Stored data
════════════════════
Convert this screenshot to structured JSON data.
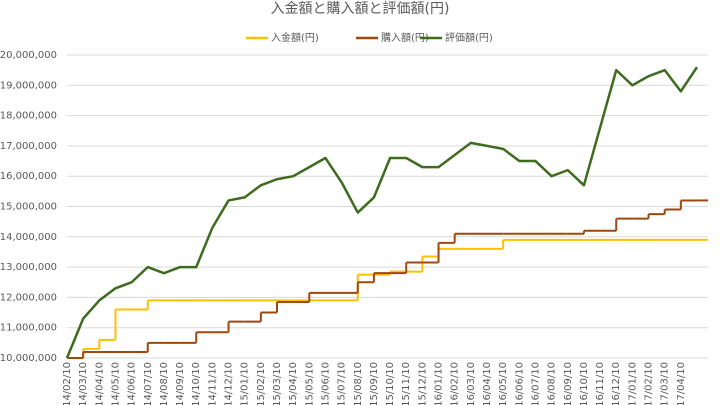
{
  "chart_data": {
    "type": "line",
    "title": "入金額と購入額と評価額(円)",
    "categories": [
      "2014/02/10",
      "2014/03/10",
      "2014/04/10",
      "2014/05/10",
      "2014/06/10",
      "2014/07/10",
      "2014/08/10",
      "2014/09/10",
      "2014/10/10",
      "2014/11/10",
      "2014/12/10",
      "2015/01/10",
      "2015/02/10",
      "2015/03/10",
      "2015/04/10",
      "2015/05/10",
      "2015/06/10",
      "2015/07/10",
      "2015/08/10",
      "2015/09/10",
      "2015/10/10",
      "2015/11/10",
      "2015/12/10",
      "2016/01/10",
      "2016/02/10",
      "2016/03/10",
      "2016/04/10",
      "2016/05/10",
      "2016/06/10",
      "2016/07/10",
      "2016/08/10",
      "2016/09/10",
      "2016/10/10",
      "2016/11/10",
      "2016/12/10",
      "2017/01/10",
      "2017/02/10",
      "2017/03/10",
      "2017/04/10",
      null
    ],
    "series": [
      {
        "name": "入金額(円)",
        "color": "#ffc000",
        "step": true,
        "values": [
          10000000,
          10300000,
          10600000,
          11600000,
          11600000,
          11900000,
          11900000,
          11900000,
          11900000,
          11900000,
          11900000,
          11900000,
          11900000,
          11900000,
          11900000,
          11900000,
          11900000,
          11900000,
          12750000,
          12750000,
          12850000,
          12850000,
          13350000,
          13600000,
          13600000,
          13600000,
          13600000,
          13900000,
          13900000,
          13900000,
          13900000,
          13900000,
          13900000,
          13900000,
          13900000,
          13900000,
          13900000,
          13900000,
          13900000,
          13900000
        ]
      },
      {
        "name": "購入額(円)",
        "color": "#9e480e",
        "step": true,
        "values": [
          10000000,
          10200000,
          10200000,
          10200000,
          10200000,
          10500000,
          10500000,
          10500000,
          10850000,
          10850000,
          11200000,
          11200000,
          11500000,
          11850000,
          11850000,
          12150000,
          12150000,
          12150000,
          12500000,
          12800000,
          12800000,
          13150000,
          13150000,
          13800000,
          14100000,
          14100000,
          14100000,
          14100000,
          14100000,
          14100000,
          14100000,
          14100000,
          14200000,
          14200000,
          14600000,
          14600000,
          14750000,
          14900000,
          15200000,
          15200000
        ]
      },
      {
        "name": "評価額(円)",
        "color": "#3f6b1f",
        "step": false,
        "values": [
          10000000,
          11300000,
          11900000,
          12300000,
          12500000,
          13000000,
          12800000,
          13000000,
          13000000,
          14300000,
          15200000,
          15300000,
          15700000,
          15900000,
          16000000,
          16300000,
          16600000,
          15800000,
          14800000,
          15300000,
          16600000,
          16600000,
          16300000,
          16300000,
          16700000,
          17100000,
          17000000,
          16900000,
          16500000,
          16500000,
          16000000,
          16200000,
          15700000,
          17600000,
          19500000,
          19000000,
          19300000,
          19500000,
          18800000,
          19600000
        ]
      }
    ],
    "ylim": [
      10000000,
      20000000
    ],
    "yticks": [
      {
        "value": 10000000,
        "label": "¥10,000,000"
      },
      {
        "value": 11000000,
        "label": "¥11,000,000"
      },
      {
        "value": 12000000,
        "label": "¥12,000,000"
      },
      {
        "value": 13000000,
        "label": "¥13,000,000"
      },
      {
        "value": 14000000,
        "label": "¥14,000,000"
      },
      {
        "value": 15000000,
        "label": "¥15,000,000"
      },
      {
        "value": 16000000,
        "label": "¥16,000,000"
      },
      {
        "value": 17000000,
        "label": "¥17,000,000"
      },
      {
        "value": 18000000,
        "label": "¥18,000,000"
      },
      {
        "value": 19000000,
        "label": "¥19,000,000"
      },
      {
        "value": 20000000,
        "label": "¥20,000,000"
      }
    ],
    "grid": true,
    "legend": "top"
  }
}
════════════════════
What you will do: Reproduce all of the data exactly; the pictures do not belong in the copy.

Answer below:
Convert this screenshot to structured JSON data.
{
  "chart_data": {
    "type": "line",
    "title": "入金額と購入額と評価額(円)",
    "categories": [
      "2014/02/10",
      "2014/03/10",
      "2014/04/10",
      "2014/05/10",
      "2014/06/10",
      "2014/07/10",
      "2014/08/10",
      "2014/09/10",
      "2014/10/10",
      "2014/11/10",
      "2014/12/10",
      "2015/01/10",
      "2015/02/10",
      "2015/03/10",
      "2015/04/10",
      "2015/05/10",
      "2015/06/10",
      "2015/07/10",
      "2015/08/10",
      "2015/09/10",
      "2015/10/10",
      "2015/11/10",
      "2015/12/10",
      "2016/01/10",
      "2016/02/10",
      "2016/03/10",
      "2016/04/10",
      "2016/05/10",
      "2016/06/10",
      "2016/07/10",
      "2016/08/10",
      "2016/09/10",
      "2016/10/10",
      "2016/11/10",
      "2016/12/10",
      "2017/01/10",
      "2017/02/10",
      "2017/03/10",
      "2017/04/10",
      null
    ],
    "series": [
      {
        "name": "入金額(円)",
        "color": "#ffc000",
        "step": true,
        "values": [
          10000000,
          10300000,
          10600000,
          11600000,
          11600000,
          11900000,
          11900000,
          11900000,
          11900000,
          11900000,
          11900000,
          11900000,
          11900000,
          11900000,
          11900000,
          11900000,
          11900000,
          11900000,
          12750000,
          12750000,
          12850000,
          12850000,
          13350000,
          13600000,
          13600000,
          13600000,
          13600000,
          13900000,
          13900000,
          13900000,
          13900000,
          13900000,
          13900000,
          13900000,
          13900000,
          13900000,
          13900000,
          13900000,
          13900000,
          13900000
        ]
      },
      {
        "name": "購入額(円)",
        "color": "#9e480e",
        "step": true,
        "values": [
          10000000,
          10200000,
          10200000,
          10200000,
          10200000,
          10500000,
          10500000,
          10500000,
          10850000,
          10850000,
          11200000,
          11200000,
          11500000,
          11850000,
          11850000,
          12150000,
          12150000,
          12150000,
          12500000,
          12800000,
          12800000,
          13150000,
          13150000,
          13800000,
          14100000,
          14100000,
          14100000,
          14100000,
          14100000,
          14100000,
          14100000,
          14100000,
          14200000,
          14200000,
          14600000,
          14600000,
          14750000,
          14900000,
          15200000,
          15200000
        ]
      },
      {
        "name": "評価額(円)",
        "color": "#3f6b1f",
        "step": false,
        "values": [
          10000000,
          11300000,
          11900000,
          12300000,
          12500000,
          13000000,
          12800000,
          13000000,
          13000000,
          14300000,
          15200000,
          15300000,
          15700000,
          15900000,
          16000000,
          16300000,
          16600000,
          15800000,
          14800000,
          15300000,
          16600000,
          16600000,
          16300000,
          16300000,
          16700000,
          17100000,
          17000000,
          16900000,
          16500000,
          16500000,
          16000000,
          16200000,
          15700000,
          17600000,
          19500000,
          19000000,
          19300000,
          19500000,
          18800000,
          19600000
        ]
      }
    ],
    "ylim": [
      10000000,
      20000000
    ],
    "yticks": [
      {
        "value": 10000000,
        "label": "¥10,000,000"
      },
      {
        "value": 11000000,
        "label": "¥11,000,000"
      },
      {
        "value": 12000000,
        "label": "¥12,000,000"
      },
      {
        "value": 13000000,
        "label": "¥13,000,000"
      },
      {
        "value": 14000000,
        "label": "¥14,000,000"
      },
      {
        "value": 15000000,
        "label": "¥15,000,000"
      },
      {
        "value": 16000000,
        "label": "¥16,000,000"
      },
      {
        "value": 17000000,
        "label": "¥17,000,000"
      },
      {
        "value": 18000000,
        "label": "¥18,000,000"
      },
      {
        "value": 19000000,
        "label": "¥19,000,000"
      },
      {
        "value": 20000000,
        "label": "¥20,000,000"
      }
    ],
    "grid": true,
    "legend": "top"
  }
}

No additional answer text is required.